> Source excerpt:
AWS for Industries

Introducing a New Blog Series, Service Spotlight for Financial Services: Featuring AWS Glue DataBrew

Intro to service

Over the last 20 years, the users for data analytics have grown as a result of a surge in the variety and volume of data that companies can collect. To prepare data for analytics or machine learning projects, data scientists and analysts have to either use spreadsheets to explore and experiment with data, or rely on data engineers and ETL developers to transform data into the required format. This often delays the process for weeks or months, as customers can spend up to 80% of their time in data preparation tasks rather than actually analyzing the data.

AWS Glue DataBrew makes it easy for data scientists and data analysts to clean and normalize data using a visual interface, reducing the time it takes to prepare data by up to 80%. With Glue DataBrew, you can visualize, clean, and normalize data directly from your data lake, data warehouses, and databases. You can choose from over 250 built-in transformations to automate data cleaning and normalization tasks, and save these transformation steps so they’re applied to new data as it comes in. You can evaluate the quality of your data by profiling it to understand data patterns and detect anomalies, all without writing a single line of code. As part of AWS Glue, Glue DataBrew is serverless so you don’t need to manage the infrastructure. You pay only for what you use, with no upfront commitment.

Financial institutions can leverage DataBrew to mask and redact sensitive data, assess data quality rules, and filter anomalies to help improve downstream accuracy.

Achieving compliance with AWS Glue DataBrew

AWS Glue DataBrew is a managed service. Third-party auditors regularly assess the security and compliance of it as part of multiple AWS compliance programs. As part of the AWS shared responsibility model, AWS Glue DataBrew service is in the scope of the following compliance programs. You can obtain corresponding compliance reports under an AWS non-disclosure agreement (NDA) through AWS Artifact.

  • DoD CC SRG (IL2 – East/West)
  • FedRAMP (Moderate – East/West)
  • FINMA
  • HIPAA
  • HITRUST CSF
  • ISO/IEC 27001:2013, 27017:2015, 27018:2019, 27701:2019, ISO/IEC 9001:2015 and CSA STAR CCM v3.0.1
  • OSPAR
  • PCI
  • SOC 1,2,3
  • GSMA (US-East Ohio)
  • PituKri
  • MTCS (Regions: US-East, US-West, Singapore, Seoul)

Your scope of the shared responsibility model when using AWS Glue DataBrew is determined by the sensitivity of your data, your organization’s compliance objectives, and applicable laws and regulations. AWS provides several resources for compliance validation.

Data protection with AWS Glue DataBrew

Data protection is the process of preventing critical information from being corrupted, compromised, or lost. Encryption is a recommended practice for ensuring the confidentiality and integrity of the data being processed, both in transit and at rest.

At-Rest Encryption:
Encrypting the DataBrew project and jobs: Projects and jobs can read encrypted data, and jobs can write encrypted data using AWS Key Management Service (AWS KMS). You can use KMS keys to encrypt the job logs that are generated by DataBrew jobs. You can specify encryption keys using the DataBrew console or the DataBrew API.

> Task directions:
Using the DataBrew blog post, answer each question below.
(a) How many built-in transformations does AWS Glue DataBrew offer?
(b) Through what can the corresponding compliance reports be obtained, and under what agreement?
(c) Which service lets DataBrew jobs write encrypted data?

> Dataset entries:
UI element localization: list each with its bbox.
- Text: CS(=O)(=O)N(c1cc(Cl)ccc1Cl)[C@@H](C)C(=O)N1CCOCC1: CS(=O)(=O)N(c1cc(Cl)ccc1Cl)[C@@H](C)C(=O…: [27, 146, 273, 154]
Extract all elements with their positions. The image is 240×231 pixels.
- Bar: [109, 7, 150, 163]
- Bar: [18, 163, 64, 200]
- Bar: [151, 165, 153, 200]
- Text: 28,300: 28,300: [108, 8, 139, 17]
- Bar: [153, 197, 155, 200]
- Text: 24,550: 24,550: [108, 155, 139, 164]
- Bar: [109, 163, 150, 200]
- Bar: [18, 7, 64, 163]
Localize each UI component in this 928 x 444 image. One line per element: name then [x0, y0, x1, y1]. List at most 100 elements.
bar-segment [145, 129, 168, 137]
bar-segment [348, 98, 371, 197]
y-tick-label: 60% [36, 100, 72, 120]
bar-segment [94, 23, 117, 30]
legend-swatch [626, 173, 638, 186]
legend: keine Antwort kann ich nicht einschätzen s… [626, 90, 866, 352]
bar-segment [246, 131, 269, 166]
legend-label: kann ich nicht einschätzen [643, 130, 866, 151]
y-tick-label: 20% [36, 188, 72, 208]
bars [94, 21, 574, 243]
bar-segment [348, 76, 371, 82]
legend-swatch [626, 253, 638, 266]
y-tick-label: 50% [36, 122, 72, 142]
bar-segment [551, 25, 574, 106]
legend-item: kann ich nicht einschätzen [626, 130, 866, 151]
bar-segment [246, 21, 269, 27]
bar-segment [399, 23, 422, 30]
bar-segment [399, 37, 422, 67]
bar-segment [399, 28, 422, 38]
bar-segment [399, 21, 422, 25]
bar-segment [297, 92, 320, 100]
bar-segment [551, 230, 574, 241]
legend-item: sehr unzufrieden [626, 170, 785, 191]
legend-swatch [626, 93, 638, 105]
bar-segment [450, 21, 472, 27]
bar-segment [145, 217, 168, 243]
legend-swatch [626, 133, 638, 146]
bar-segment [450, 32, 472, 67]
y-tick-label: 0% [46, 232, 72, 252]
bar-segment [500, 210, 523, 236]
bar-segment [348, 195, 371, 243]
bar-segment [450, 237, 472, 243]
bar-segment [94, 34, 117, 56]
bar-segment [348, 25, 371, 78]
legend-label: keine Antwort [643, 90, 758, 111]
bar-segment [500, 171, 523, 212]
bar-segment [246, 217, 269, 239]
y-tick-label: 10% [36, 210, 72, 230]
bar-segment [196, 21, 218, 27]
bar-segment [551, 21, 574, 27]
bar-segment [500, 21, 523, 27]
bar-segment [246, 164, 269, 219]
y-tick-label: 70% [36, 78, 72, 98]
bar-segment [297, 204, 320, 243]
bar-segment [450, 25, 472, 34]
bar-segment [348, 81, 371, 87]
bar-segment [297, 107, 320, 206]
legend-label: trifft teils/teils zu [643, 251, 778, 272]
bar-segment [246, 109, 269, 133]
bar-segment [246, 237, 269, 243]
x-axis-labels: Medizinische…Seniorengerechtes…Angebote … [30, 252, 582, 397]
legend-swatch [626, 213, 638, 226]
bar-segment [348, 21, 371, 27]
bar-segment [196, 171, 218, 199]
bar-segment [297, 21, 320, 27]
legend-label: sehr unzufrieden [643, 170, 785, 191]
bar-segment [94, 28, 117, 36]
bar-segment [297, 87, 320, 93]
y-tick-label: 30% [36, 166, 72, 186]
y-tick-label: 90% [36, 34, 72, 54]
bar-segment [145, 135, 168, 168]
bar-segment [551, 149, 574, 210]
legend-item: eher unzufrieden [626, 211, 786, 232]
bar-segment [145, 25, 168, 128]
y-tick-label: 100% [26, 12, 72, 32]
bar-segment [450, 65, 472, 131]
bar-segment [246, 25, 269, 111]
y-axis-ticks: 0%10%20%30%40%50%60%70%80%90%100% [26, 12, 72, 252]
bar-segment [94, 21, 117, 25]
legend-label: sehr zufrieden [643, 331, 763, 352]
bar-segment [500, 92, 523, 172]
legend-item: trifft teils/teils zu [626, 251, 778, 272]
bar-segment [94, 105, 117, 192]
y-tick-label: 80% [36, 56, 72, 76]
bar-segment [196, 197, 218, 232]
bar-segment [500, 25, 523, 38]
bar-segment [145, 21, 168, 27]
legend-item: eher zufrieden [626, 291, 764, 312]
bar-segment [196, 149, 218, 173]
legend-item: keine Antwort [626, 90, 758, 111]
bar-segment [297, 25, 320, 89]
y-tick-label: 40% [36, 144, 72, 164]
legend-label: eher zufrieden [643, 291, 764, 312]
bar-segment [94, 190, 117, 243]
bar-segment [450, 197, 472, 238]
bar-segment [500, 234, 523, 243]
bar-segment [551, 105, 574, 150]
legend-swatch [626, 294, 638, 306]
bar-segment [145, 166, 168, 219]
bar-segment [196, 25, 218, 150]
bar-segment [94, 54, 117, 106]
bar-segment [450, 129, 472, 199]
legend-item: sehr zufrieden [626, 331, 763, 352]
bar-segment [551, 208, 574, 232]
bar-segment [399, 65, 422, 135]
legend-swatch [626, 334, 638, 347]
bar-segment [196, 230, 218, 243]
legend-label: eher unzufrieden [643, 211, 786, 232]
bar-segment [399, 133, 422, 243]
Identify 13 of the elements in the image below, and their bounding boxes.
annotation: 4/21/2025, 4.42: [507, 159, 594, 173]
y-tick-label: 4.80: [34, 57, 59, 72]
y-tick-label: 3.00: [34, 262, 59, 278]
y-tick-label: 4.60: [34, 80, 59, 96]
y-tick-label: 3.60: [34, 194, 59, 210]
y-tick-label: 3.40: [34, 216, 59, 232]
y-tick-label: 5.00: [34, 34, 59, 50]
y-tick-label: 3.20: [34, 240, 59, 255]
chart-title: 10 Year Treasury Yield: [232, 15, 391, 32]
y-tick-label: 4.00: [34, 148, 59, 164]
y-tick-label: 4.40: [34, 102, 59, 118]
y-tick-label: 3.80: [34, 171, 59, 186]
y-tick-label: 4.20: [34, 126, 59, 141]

> Solution for this task:
(a) Over 250.
(b) Through AWS Artifact, under an AWS non-disclosure agreement (NDA).
(c) AWS Key Management Service (AWS KMS).